■ Problem requirements ■
From the entries below, gather every line containing the string "title".

[Records from a data collection]

----

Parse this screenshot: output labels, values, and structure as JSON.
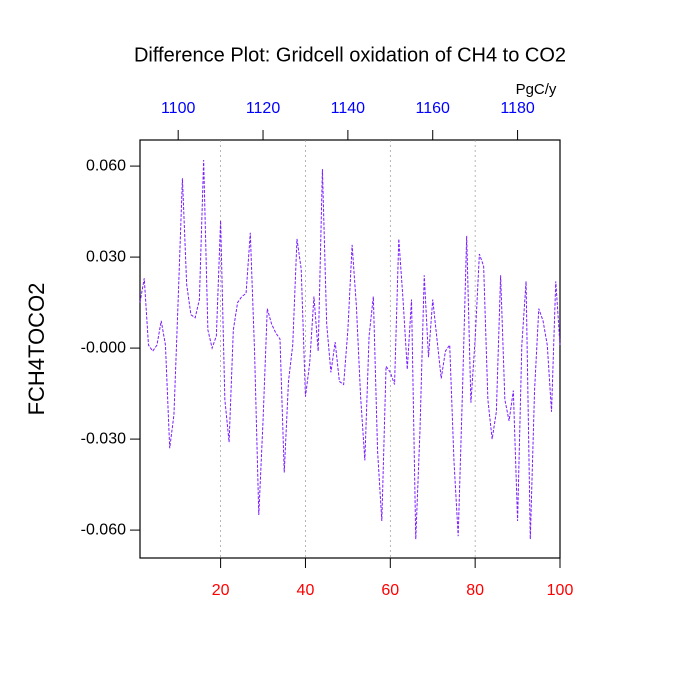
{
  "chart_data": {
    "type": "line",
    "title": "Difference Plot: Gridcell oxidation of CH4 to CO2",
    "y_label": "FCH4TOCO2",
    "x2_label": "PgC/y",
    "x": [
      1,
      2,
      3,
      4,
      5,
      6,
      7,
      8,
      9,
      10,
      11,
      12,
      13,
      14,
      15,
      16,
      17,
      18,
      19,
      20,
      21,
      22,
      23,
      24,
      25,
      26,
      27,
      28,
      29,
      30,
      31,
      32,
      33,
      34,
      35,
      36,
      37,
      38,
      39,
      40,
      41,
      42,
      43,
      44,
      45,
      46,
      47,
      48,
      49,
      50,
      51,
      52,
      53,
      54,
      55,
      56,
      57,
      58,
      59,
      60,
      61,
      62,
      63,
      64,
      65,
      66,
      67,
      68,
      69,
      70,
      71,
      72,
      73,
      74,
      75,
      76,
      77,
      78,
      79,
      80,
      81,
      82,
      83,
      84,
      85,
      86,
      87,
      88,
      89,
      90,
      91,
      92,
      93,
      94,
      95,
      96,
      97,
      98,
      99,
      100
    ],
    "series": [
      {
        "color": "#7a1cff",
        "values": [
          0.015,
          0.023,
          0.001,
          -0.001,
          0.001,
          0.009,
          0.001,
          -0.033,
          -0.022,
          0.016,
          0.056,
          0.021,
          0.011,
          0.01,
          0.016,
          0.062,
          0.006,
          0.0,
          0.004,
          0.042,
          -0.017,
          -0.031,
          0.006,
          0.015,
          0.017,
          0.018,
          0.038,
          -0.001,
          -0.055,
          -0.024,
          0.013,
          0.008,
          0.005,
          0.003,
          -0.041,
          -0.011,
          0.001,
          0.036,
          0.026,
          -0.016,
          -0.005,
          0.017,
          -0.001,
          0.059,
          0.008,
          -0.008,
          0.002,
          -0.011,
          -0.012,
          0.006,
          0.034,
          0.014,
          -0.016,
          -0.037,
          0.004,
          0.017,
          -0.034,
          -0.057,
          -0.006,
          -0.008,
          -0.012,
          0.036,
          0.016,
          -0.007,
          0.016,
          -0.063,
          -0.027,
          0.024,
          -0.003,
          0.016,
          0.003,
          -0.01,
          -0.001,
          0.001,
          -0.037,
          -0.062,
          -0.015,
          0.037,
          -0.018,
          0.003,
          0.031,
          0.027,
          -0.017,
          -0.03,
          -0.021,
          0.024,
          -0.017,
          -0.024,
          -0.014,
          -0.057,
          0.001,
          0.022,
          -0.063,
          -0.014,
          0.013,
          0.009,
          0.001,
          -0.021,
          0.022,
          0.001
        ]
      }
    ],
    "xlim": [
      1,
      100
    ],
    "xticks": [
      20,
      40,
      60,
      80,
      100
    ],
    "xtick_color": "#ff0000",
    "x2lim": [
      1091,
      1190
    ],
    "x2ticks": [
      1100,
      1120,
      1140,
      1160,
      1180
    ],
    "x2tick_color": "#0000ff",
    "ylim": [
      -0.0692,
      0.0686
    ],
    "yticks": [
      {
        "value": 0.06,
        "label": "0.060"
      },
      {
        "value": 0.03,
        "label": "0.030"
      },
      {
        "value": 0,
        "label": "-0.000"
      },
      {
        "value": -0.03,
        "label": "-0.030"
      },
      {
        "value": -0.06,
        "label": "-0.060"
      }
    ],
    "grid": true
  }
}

----

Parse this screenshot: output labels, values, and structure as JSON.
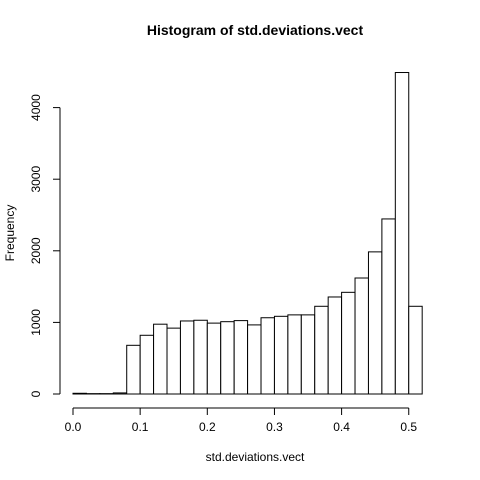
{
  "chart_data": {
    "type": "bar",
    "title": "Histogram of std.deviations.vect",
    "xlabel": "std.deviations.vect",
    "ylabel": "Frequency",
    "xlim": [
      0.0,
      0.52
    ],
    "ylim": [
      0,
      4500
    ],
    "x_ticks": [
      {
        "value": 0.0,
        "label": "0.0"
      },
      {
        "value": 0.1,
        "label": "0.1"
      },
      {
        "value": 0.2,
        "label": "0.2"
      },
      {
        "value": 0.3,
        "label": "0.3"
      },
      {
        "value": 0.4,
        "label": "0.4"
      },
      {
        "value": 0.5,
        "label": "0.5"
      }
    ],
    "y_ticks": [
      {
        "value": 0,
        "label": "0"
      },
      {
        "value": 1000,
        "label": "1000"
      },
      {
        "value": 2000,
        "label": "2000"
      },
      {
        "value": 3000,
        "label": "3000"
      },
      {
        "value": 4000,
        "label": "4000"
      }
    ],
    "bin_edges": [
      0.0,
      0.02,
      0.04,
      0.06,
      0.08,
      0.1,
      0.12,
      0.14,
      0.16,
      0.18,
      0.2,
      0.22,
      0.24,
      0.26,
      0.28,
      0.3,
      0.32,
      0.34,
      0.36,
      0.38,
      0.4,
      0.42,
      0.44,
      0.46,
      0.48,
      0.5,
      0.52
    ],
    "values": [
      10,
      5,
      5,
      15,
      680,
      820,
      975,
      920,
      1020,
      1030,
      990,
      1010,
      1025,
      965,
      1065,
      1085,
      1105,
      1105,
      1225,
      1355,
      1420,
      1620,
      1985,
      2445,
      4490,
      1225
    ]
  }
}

----

■ Exercise output ■
    "title": "Difference Plot: Gridcell oxidation of CH4 to CO2",
    "title": "Histogram of std.deviations.vect",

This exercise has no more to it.